▶ EXERCISE DIRECTIONS: Transcribe the material verbatim in full; the pictures do not belong in the copy.

* begin ENTRIES SUPPLIED *

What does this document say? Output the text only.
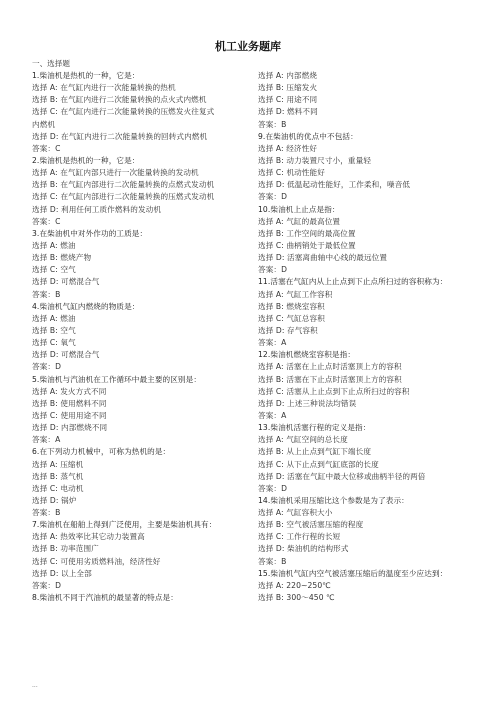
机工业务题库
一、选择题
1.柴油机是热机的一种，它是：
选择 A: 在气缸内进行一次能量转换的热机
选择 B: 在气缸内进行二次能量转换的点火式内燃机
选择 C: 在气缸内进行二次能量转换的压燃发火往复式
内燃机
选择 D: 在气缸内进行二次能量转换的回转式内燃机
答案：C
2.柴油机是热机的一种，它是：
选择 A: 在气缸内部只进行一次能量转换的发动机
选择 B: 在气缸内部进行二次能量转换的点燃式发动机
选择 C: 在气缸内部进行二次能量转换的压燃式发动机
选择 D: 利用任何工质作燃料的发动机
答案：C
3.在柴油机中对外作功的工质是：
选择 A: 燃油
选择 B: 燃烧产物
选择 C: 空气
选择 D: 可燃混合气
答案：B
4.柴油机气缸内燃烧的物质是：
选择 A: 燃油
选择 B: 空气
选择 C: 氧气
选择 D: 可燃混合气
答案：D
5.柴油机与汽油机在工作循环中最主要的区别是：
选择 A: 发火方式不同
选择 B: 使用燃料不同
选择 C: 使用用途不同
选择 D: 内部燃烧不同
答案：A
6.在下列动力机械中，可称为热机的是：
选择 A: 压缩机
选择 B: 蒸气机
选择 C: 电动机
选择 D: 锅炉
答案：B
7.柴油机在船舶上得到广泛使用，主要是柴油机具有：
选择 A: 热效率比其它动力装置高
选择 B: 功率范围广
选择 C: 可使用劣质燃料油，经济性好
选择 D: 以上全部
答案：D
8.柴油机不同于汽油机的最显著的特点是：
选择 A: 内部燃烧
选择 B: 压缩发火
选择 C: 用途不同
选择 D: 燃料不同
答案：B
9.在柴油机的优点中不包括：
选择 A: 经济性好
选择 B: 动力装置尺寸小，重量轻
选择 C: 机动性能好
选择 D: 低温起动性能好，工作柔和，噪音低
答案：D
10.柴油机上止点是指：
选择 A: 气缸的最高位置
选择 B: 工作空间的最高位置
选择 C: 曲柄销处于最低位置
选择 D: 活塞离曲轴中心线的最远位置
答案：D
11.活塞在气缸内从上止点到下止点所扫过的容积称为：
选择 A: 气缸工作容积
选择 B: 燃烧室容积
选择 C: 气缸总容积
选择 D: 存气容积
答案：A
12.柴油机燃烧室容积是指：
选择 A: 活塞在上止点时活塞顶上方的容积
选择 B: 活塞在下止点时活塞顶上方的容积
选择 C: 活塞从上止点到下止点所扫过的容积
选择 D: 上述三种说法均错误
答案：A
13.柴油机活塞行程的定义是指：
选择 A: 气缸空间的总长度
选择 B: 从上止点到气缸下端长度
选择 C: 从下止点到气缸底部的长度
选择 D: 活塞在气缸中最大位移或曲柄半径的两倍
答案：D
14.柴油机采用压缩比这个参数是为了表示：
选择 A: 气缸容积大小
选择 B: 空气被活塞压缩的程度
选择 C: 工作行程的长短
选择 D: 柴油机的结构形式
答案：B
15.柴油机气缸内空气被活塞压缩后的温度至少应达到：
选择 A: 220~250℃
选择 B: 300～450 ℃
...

* end ENTRIES SUPPLIED *

▶ ANSWER TO THE EXERCISE:
What does this document say? Output the text only.
机工业务题库
一、选择题
1.柴油机是热机的一种，它是：
选择 A: 在气缸内进行一次能量转换的热机
选择 B: 在气缸内进行二次能量转换的点火式内燃机
选择 C: 在气缸内进行二次能量转换的压燃发火往复式
内燃机
选择 D: 在气缸内进行二次能量转换的回转式内燃机
答案：C
2.柴油机是热机的一种，它是：
选择 A: 在气缸内部只进行一次能量转换的发动机
选择 B: 在气缸内部进行二次能量转换的点燃式发动机
选择 C: 在气缸内部进行二次能量转换的压燃式发动机
选择 D: 利用任何工质作燃料的发动机
答案：C
3.在柴油机中对外作功的工质是：
选择 A: 燃油
选择 B: 燃烧产物
选择 C: 空气
选择 D: 可燃混合气
答案：B
4.柴油机气缸内燃烧的物质是：
选择 A: 燃油
选择 B: 空气
选择 C: 氧气
选择 D: 可燃混合气
答案：D
5.柴油机与汽油机在工作循环中最主要的区别是：
选择 A: 发火方式不同
选择 B: 使用燃料不同
选择 C: 使用用途不同
选择 D: 内部燃烧不同
答案：A
6.在下列动力机械中，可称为热机的是：
选择 A: 压缩机
选择 B: 蒸气机
选择 C: 电动机
选择 D: 锅炉
答案：B
7.柴油机在船舶上得到广泛使用，主要是柴油机具有：
选择 A: 热效率比其它动力装置高
选择 B: 功率范围广
选择 C: 可使用劣质燃料油，经济性好
选择 D: 以上全部
答案：D
8.柴油机不同于汽油机的最显著的特点是：
选择 A: 内部燃烧
选择 B: 压缩发火
选择 C: 用途不同
选择 D: 燃料不同
答案：B
9.在柴油机的优点中不包括：
选择 A: 经济性好
选择 B: 动力装置尺寸小，重量轻
选择 C: 机动性能好
选择 D: 低温起动性能好，工作柔和，噪音低
答案：D
10.柴油机上止点是指：
选择 A: 气缸的最高位置
选择 B: 工作空间的最高位置
选择 C: 曲柄销处于最低位置
选择 D: 活塞离曲轴中心线的最远位置
答案：D
11.活塞在气缸内从上止点到下止点所扫过的容积称为：
选择 A: 气缸工作容积
选择 B: 燃烧室容积
选择 C: 气缸总容积
选择 D: 存气容积
答案：A
12.柴油机燃烧室容积是指：
选择 A: 活塞在上止点时活塞顶上方的容积
选择 B: 活塞在下止点时活塞顶上方的容积
选择 C: 活塞从上止点到下止点所扫过的容积
选择 D: 上述三种说法均错误
答案：A
13.柴油机活塞行程的定义是指：
选择 A: 气缸空间的总长度
选择 B: 从上止点到气缸下端长度
选择 C: 从下止点到气缸底部的长度
选择 D: 活塞在气缸中最大位移或曲柄半径的两倍
答案：D
14.柴油机采用压缩比这个参数是为了表示：
选择 A: 气缸容积大小
选择 B: 空气被活塞压缩的程度
选择 C: 工作行程的长短
选择 D: 柴油机的结构形式
答案：B
15.柴油机气缸内空气被活塞压缩后的温度至少应达到：
选择 A: 220~250℃
选择 B: 300～450 ℃
...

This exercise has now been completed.